# Task to complete
Return all lines where the word "benchmark" can be found.

# Dataset entries

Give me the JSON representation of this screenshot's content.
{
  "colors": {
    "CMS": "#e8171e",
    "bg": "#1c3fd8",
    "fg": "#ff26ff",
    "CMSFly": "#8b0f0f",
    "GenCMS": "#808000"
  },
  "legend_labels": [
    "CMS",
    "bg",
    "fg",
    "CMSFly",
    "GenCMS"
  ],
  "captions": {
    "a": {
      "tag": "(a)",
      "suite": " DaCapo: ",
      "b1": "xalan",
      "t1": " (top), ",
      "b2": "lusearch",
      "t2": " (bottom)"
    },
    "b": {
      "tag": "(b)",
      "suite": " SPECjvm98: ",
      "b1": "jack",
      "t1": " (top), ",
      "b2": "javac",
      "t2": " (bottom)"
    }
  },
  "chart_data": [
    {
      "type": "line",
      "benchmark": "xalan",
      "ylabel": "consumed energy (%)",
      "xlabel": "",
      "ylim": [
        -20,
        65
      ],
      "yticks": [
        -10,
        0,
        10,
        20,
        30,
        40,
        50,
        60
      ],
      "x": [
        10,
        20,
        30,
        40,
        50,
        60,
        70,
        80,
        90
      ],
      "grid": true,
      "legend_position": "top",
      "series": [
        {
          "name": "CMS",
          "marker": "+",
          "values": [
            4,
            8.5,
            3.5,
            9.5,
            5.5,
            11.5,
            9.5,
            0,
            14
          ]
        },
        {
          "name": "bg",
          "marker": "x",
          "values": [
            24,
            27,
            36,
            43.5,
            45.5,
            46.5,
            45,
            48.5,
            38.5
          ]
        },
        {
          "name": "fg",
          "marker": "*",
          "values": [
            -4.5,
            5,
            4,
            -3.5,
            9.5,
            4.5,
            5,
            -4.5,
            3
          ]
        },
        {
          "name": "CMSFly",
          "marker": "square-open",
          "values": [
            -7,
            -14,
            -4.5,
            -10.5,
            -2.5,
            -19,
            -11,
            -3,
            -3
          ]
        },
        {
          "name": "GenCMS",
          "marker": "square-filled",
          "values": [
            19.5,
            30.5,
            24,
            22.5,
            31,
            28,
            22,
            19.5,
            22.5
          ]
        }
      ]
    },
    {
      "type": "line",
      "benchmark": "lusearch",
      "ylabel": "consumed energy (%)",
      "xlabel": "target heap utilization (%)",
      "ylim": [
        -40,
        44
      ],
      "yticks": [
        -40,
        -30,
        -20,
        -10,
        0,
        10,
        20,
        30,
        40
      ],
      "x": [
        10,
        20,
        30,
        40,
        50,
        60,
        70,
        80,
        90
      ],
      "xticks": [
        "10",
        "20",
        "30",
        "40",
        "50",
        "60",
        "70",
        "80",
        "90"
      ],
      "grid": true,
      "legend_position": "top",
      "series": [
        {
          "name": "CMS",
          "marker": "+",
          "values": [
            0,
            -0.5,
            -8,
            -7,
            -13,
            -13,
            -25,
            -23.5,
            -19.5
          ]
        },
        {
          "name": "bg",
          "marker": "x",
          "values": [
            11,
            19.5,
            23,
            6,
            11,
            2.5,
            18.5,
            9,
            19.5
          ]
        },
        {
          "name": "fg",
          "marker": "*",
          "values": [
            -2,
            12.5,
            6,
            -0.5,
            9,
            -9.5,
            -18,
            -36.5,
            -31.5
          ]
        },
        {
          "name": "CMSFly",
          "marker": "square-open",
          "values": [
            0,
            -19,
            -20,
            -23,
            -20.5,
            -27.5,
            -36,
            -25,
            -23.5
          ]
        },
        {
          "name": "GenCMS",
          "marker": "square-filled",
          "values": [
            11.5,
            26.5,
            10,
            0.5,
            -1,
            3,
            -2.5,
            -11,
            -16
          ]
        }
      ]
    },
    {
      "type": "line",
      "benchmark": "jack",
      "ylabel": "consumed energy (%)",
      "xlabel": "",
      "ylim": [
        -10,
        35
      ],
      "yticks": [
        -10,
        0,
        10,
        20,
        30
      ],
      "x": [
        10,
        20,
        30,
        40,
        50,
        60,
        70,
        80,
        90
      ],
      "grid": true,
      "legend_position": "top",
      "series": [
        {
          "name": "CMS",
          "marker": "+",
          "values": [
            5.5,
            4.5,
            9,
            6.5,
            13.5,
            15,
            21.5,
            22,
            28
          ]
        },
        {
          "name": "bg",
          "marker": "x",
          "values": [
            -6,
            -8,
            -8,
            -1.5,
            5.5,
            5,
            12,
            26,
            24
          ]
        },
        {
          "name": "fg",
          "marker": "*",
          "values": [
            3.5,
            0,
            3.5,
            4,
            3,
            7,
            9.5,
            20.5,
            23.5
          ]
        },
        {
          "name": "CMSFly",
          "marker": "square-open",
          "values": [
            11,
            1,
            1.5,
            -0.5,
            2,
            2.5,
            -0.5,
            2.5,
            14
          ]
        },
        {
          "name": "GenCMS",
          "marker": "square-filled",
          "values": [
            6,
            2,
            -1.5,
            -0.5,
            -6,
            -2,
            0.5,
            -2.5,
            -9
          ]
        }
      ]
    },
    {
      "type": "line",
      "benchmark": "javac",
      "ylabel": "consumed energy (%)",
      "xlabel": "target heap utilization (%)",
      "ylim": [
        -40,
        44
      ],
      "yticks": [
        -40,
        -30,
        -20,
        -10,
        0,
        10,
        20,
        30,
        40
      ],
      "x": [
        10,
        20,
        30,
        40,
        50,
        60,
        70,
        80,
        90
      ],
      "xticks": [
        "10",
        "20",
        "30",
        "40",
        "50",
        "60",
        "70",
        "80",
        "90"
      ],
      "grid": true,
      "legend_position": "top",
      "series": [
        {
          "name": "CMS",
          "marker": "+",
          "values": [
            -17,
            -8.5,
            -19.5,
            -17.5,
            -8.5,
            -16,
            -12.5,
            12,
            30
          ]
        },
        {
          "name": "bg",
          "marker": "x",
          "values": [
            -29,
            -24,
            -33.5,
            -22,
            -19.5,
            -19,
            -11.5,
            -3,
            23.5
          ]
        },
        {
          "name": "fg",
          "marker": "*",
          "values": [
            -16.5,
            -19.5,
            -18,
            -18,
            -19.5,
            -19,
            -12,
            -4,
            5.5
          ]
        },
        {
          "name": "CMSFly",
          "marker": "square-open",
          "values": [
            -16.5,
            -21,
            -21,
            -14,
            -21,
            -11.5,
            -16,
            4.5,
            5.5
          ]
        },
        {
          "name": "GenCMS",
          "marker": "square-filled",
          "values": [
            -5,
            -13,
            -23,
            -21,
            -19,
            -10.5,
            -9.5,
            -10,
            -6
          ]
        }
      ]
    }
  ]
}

# Exercise answer
      "benchmark": "xalan",
      "benchmark": "lusearch",
      "benchmark": "jack",
      "benchmark": "javac",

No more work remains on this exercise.